◆ **WHAT THE TASK REQUIRES**
Every line of the material that follows must be printed again exactly.

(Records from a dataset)
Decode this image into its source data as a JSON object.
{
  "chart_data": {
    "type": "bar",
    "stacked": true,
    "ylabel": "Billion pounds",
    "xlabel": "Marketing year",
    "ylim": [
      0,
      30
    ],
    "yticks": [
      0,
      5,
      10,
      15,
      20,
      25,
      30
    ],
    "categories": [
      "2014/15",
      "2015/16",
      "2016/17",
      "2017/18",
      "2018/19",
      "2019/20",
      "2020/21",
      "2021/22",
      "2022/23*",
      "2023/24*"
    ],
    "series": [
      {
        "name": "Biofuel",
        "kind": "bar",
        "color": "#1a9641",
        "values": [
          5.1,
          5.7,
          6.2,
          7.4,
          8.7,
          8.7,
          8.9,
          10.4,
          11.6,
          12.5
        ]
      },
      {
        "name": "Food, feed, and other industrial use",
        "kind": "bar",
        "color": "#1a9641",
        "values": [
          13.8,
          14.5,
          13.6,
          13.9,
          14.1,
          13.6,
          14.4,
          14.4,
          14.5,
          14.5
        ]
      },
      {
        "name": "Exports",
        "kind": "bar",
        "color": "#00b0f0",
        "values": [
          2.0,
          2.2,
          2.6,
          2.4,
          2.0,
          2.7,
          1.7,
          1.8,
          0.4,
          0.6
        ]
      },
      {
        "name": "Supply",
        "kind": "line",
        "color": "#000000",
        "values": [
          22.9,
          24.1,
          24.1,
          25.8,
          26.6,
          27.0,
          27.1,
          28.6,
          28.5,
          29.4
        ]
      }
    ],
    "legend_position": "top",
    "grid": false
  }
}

◆ **OUTPUT OF THE TASK**
Decode this image into its source data as a JSON object.
{
  "chart_data": {
    "type": "bar",
    "stacked": true,
    "ylabel": "Billion pounds",
    "xlabel": "Marketing year",
    "ylim": [
      0,
      30
    ],
    "yticks": [
      0,
      5,
      10,
      15,
      20,
      25,
      30
    ],
    "categories": [
      "2014/15",
      "2015/16",
      "2016/17",
      "2017/18",
      "2018/19",
      "2019/20",
      "2020/21",
      "2021/22",
      "2022/23*",
      "2023/24*"
    ],
    "series": [
      {
        "name": "Biofuel",
        "kind": "bar",
        "color": "#1a9641",
        "values": [
          5.1,
          5.7,
          6.2,
          7.4,
          8.7,
          8.7,
          8.9,
          10.4,
          11.6,
          12.5
        ]
      },
      {
        "name": "Food, feed, and other industrial use",
        "kind": "bar",
        "color": "#1a9641",
        "values": [
          13.8,
          14.5,
          13.6,
          13.9,
          14.1,
          13.6,
          14.4,
          14.4,
          14.5,
          14.5
        ]
      },
      {
        "name": "Exports",
        "kind": "bar",
        "color": "#00b0f0",
        "values": [
          2.0,
          2.2,
          2.6,
          2.4,
          2.0,
          2.7,
          1.7,
          1.8,
          0.4,
          0.6
        ]
      },
      {
        "name": "Supply",
        "kind": "line",
        "color": "#000000",
        "values": [
          22.9,
          24.1,
          24.1,
          25.8,
          26.6,
          27.0,
          27.1,
          28.6,
          28.5,
          29.4
        ]
      }
    ],
    "legend_position": "top",
    "grid": false
  }
}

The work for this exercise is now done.